WHAT YOU SHOULD DO: Select from the data all lines with the word "this".

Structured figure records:
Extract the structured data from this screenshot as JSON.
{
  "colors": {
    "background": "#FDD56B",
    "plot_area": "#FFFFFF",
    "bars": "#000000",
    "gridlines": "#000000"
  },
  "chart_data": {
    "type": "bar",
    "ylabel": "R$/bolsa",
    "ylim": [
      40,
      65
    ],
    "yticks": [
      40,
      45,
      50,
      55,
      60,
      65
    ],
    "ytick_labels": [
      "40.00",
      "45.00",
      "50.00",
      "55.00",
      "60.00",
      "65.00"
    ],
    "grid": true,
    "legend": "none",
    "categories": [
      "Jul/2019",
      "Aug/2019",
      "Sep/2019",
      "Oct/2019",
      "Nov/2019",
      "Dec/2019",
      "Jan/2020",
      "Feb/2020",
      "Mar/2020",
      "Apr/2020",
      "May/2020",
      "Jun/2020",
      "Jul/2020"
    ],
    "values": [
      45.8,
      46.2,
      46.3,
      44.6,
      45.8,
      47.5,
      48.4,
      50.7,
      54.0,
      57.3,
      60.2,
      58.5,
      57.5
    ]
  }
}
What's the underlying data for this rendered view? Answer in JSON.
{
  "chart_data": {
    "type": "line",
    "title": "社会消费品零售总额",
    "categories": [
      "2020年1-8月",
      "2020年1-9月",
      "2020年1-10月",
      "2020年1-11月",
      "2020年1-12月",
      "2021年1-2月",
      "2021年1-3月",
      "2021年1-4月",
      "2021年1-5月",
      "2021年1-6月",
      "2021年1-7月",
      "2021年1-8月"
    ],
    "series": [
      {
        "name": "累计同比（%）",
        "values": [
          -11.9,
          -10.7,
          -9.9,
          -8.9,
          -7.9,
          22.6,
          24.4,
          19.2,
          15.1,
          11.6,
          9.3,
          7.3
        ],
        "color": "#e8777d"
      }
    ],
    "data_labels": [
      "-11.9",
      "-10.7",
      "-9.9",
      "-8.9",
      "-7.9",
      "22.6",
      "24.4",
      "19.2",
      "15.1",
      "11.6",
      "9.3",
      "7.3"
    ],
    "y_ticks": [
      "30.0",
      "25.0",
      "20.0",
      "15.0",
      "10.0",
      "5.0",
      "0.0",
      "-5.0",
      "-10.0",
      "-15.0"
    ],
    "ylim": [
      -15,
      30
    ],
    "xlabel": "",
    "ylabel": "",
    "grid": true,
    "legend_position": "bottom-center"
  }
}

TASK RESPONSE:
Extract the structured data from this screenshot as JSON.
What's the underlying data for this rendered view? Answer in JSON.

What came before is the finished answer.